ENTRIES SUPPLIED:
#####
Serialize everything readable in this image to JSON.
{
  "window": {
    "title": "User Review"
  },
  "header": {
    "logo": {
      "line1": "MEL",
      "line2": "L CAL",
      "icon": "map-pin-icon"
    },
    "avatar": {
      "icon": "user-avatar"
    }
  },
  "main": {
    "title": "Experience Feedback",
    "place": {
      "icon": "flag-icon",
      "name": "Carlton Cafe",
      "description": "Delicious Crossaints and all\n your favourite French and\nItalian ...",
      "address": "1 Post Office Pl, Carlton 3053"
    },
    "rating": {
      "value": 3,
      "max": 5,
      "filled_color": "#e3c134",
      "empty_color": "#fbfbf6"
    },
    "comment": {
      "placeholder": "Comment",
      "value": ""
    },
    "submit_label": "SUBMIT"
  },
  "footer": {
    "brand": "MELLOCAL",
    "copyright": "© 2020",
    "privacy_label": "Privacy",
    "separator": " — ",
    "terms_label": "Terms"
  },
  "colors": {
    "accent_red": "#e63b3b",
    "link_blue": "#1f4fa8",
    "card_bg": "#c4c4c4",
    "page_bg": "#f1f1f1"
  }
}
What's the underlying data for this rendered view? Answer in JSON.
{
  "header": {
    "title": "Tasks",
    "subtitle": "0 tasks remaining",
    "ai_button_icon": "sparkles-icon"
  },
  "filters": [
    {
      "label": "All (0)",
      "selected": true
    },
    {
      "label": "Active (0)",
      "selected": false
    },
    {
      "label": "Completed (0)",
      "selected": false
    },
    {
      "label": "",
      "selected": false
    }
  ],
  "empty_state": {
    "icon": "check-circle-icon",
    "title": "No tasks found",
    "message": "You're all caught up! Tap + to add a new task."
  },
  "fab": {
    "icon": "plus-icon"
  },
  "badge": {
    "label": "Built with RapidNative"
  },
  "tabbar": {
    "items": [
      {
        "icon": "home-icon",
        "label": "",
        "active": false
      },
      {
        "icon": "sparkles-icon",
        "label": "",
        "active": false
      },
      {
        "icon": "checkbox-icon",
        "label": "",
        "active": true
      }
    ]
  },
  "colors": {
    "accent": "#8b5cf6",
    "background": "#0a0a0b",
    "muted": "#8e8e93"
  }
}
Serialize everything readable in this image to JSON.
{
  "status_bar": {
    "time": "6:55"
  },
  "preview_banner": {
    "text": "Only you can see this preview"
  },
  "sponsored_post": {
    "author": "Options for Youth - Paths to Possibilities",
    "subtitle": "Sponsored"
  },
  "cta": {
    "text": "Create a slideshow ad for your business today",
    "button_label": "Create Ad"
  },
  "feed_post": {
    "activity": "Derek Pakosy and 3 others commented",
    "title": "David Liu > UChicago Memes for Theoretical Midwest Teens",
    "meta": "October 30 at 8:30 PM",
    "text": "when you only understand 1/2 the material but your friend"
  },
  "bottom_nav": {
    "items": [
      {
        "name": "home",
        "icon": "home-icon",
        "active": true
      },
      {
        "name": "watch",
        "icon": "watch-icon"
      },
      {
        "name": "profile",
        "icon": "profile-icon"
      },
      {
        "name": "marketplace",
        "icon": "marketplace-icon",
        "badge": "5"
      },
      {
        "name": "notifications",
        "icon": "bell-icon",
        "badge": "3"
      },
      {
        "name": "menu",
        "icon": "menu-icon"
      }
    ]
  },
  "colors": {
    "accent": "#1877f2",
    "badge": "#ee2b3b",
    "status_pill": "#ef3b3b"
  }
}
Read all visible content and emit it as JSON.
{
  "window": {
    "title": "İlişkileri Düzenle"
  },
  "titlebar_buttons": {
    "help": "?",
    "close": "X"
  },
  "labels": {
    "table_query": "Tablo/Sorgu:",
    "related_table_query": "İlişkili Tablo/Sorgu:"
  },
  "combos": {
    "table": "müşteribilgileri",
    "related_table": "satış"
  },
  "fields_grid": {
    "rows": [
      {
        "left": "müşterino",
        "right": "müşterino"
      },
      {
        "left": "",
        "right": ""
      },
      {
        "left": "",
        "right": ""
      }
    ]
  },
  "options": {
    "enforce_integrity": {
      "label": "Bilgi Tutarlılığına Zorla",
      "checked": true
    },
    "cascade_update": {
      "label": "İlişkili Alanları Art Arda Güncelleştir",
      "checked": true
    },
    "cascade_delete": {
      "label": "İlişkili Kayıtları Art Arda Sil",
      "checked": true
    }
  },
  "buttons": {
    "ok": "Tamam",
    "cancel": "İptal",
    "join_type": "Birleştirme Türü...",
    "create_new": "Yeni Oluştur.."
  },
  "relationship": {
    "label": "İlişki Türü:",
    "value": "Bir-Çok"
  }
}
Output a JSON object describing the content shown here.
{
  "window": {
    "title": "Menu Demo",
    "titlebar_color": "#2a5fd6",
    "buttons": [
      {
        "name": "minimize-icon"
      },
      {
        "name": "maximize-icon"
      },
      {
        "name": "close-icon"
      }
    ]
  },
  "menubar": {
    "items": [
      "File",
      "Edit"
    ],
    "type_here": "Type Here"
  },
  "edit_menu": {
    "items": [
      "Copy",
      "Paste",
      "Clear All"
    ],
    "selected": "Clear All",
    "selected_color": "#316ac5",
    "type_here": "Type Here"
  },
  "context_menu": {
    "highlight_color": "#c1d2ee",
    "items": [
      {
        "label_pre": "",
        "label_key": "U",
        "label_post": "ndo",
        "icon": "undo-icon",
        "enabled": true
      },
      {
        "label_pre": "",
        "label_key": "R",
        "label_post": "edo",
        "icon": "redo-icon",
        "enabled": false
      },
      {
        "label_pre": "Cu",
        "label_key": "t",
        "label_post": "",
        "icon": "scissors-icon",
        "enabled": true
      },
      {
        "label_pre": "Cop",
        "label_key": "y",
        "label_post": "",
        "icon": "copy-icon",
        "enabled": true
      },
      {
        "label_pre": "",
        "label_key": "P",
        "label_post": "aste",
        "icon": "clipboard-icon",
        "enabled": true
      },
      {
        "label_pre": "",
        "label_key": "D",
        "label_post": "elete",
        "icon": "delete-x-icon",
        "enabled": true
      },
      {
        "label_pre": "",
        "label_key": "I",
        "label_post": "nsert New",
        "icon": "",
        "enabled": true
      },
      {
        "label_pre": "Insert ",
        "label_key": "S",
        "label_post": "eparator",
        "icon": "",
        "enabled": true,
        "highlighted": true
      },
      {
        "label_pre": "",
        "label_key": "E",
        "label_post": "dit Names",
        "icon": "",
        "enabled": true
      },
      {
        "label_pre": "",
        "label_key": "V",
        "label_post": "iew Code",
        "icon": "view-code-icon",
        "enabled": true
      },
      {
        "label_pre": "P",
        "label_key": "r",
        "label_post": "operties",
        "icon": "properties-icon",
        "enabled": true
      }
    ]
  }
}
#####
EXERCISE: Lines containing the string "content" are to be selected and copied.

EXERCISE ANSWER:
Read all visible content and emit it as JSON.
Output a JSON object describing the content shown here.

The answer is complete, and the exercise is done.